[START Given data]
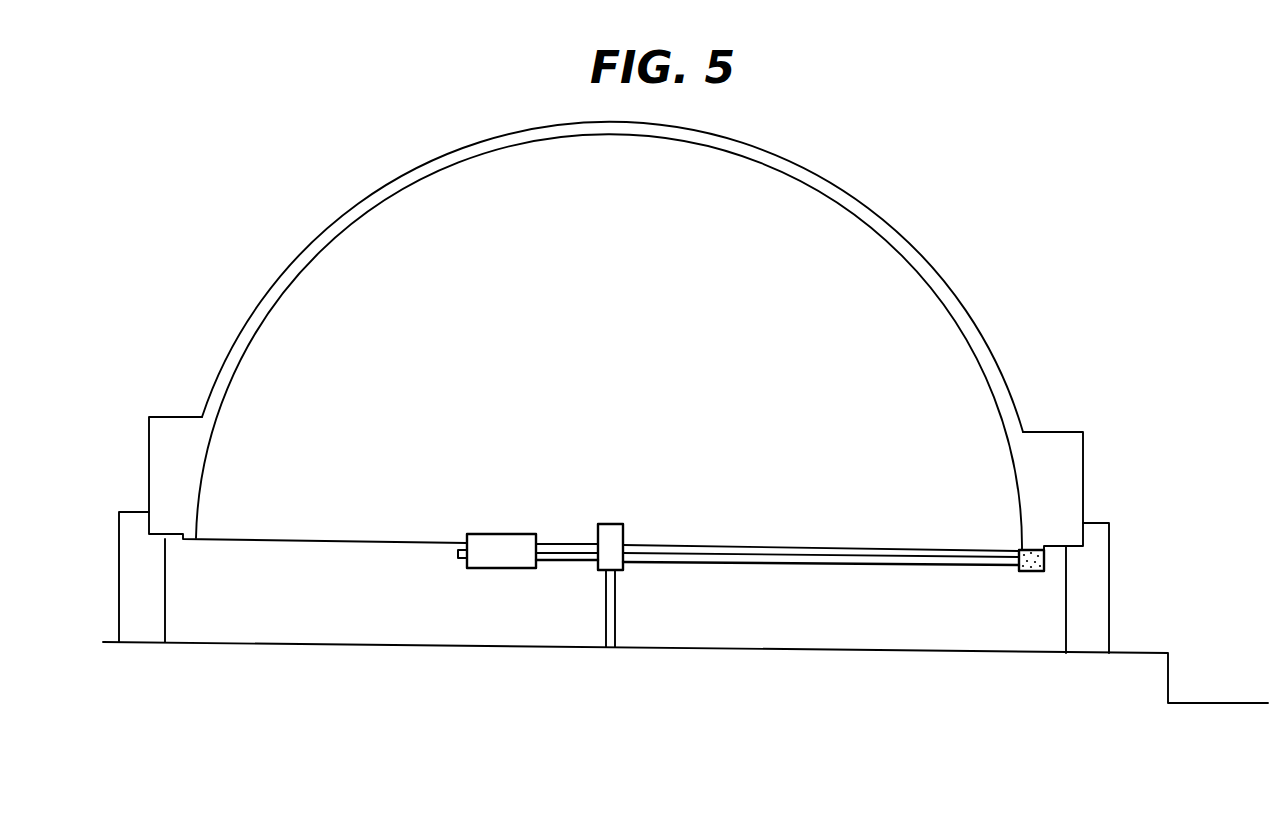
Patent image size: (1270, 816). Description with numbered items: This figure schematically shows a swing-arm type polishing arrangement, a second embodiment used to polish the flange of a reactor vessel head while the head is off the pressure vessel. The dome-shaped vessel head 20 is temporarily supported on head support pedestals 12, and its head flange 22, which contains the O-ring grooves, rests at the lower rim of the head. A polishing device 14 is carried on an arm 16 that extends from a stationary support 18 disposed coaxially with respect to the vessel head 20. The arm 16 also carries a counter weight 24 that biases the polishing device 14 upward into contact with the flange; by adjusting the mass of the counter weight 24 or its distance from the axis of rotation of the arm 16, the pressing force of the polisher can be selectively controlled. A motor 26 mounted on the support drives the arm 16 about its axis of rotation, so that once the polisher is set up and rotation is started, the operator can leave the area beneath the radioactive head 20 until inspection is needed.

The head support pedestals 12 is at (147, 623).
The polishing device 14 is at (1020, 567).
The arm 16 is at (687, 560).
The stationary support 18 is at (610, 618).
The vessel head 20 is at (180, 470).
The head flange 22 is at (190, 540).
The counter weight 24 is at (498, 548).
The motor 26 is at (610, 535).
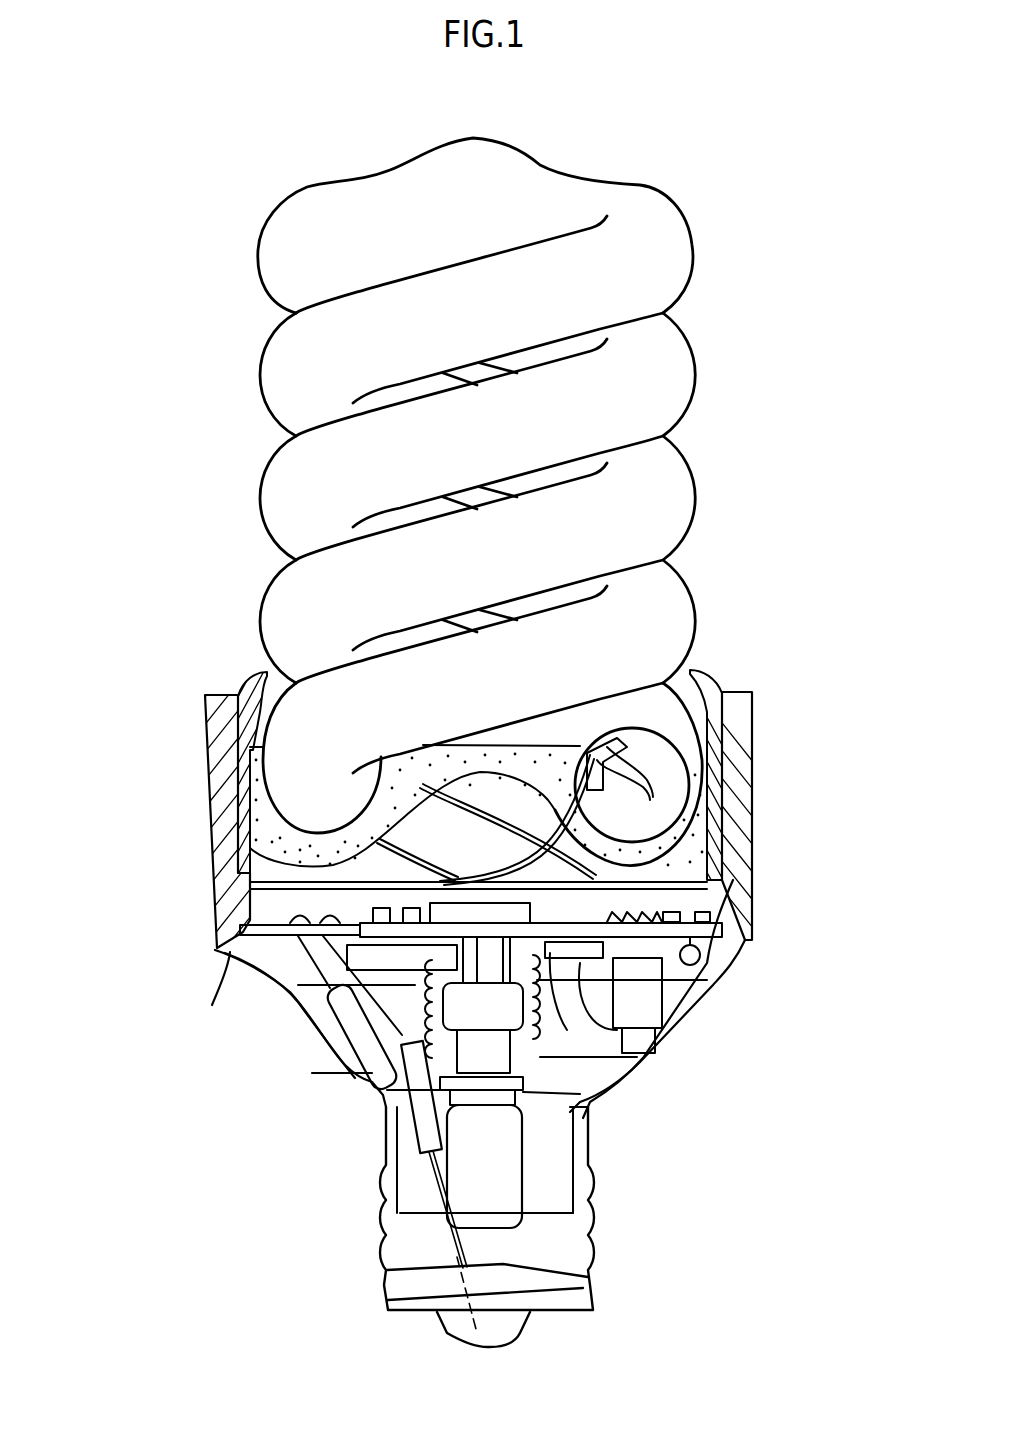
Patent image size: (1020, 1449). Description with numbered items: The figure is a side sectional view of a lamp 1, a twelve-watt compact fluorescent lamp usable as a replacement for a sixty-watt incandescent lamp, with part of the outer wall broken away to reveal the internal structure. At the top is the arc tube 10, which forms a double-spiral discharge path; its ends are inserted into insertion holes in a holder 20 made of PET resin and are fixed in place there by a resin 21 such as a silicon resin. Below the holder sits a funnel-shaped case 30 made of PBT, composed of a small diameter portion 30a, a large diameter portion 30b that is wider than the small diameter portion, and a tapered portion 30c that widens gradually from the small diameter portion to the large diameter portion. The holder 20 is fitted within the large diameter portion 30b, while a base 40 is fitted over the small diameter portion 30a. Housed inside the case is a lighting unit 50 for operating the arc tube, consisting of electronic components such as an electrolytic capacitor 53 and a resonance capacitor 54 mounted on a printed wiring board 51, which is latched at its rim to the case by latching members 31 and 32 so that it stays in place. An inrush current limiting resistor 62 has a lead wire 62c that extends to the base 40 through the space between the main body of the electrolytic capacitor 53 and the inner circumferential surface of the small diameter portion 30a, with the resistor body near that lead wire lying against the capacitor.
[END Given data]
▶ **Given task**: Copy out everything in the listing from its start down to the line containing "The motor 26 is at (610, 535).", with both ends included, and leave the pictures out of your answer.

▶ **Exercise answer**:
Patent image size: (1270, 816). Description with numbered items: This figure schematically shows a swing-arm type polishing arrangement, a second embodiment used to polish the flange of a reactor vessel head while the head is off the pressure vessel. The dome-shaped vessel head 20 is temporarily supported on head support pedestals 12, and its head flange 22, which contains the O-ring grooves, rests at the lower rim of the head. A polishing device 14 is carried on an arm 16 that extends from a stationary support 18 disposed coaxially with respect to the vessel head 20. The arm 16 also carries a counter weight 24 that biases the polishing device 14 upward into contact with the flange; by adjusting the mass of the counter weight 24 or its distance from the axis of rotation of the arm 16, the pressing force of the polisher can be selectively controlled. A motor 26 mounted on the support drives the arm 16 about its axis of rotation, so that once the polisher is set up and rotation is started, the operator can leave the area beneath the radioactive head 20 until inspection is needed.

The head support pedestals 12 is at (147, 623).
The polishing device 14 is at (1020, 567).
The arm 16 is at (687, 560).
The stationary support 18 is at (610, 618).
The vessel head 20 is at (180, 470).
The head flange 22 is at (190, 540).
The counter weight 24 is at (498, 548).
The motor 26 is at (610, 535).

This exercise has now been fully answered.